## Linear Regression



### Causation versus Correlation



 Back in my home country, and before the hippy movement changed our culture, kids, who were curious about where the babies come from, were told that they are brought by the stork (a large bird, see Fig.[fig:storksa](fig:storksa)). Storks were indeed a common sight in rural areas, and large enough to sell this story to a 3-year-old.

![img](Ringedwhitestork.jpg "The Stork. Image by Soloneying, Wikimedia Downloaded Nov 22, 2019.")

Sadly, as grown-up scientists with a penchant for critical thinking, we want to know if there is data to support this idea. Specifically, we should see a good correlation between the number of storks and the number of babies. Low and behold, these two variables actually correlate in a statistically significant way. Countries with larger stork populations have higher birthrates.  Since both variables increase together, this is called a positive correlation. See Fig. [4](#org152a049)

![img](./stork_new.png "The birthrate and the number of stork pairs correlate in a statistically significant way. This analysis suggests that each stork pair delivers about 29 human babies, and that about 225 thousand babies were born otherwise. Data after Matthews 2000.")

# What needs to be done:
For each statement below, say yes or no to whether the linear regression text agrees with it, and quote the words of the text that settle it. (a) Countries with larger stork populations have higher birthrates. (b) The number of storks and the number of babies do not correlate in a statistically significant way. (c) The relationship between storks and babies is called a negative correlation.

# Data shown:

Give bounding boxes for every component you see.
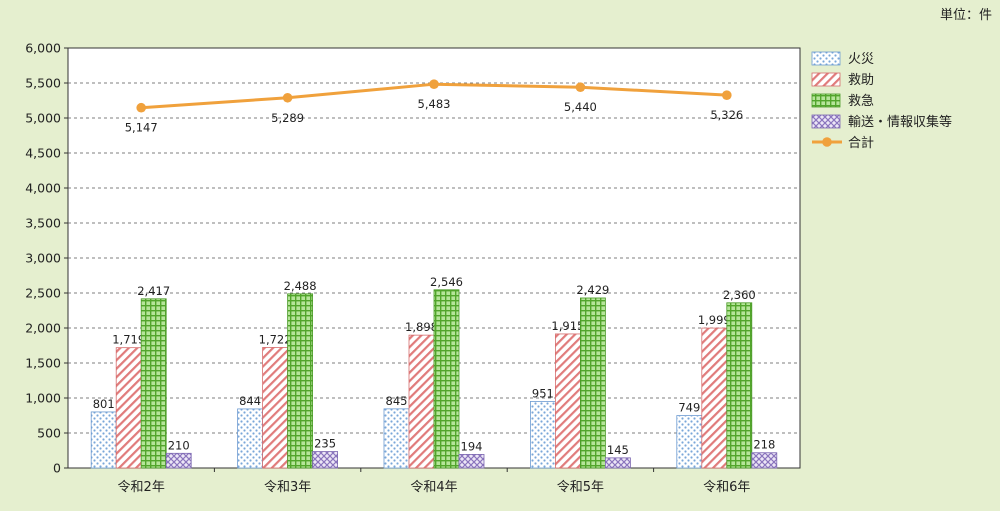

# Solution to the problem:
(a) Yes: "Countries with larger stork populations have higher birthrates."
(b) No: "these two variables actually correlate in a statistically significant way."
(c) No: "Since both variables increase together, this is called a positive correlation."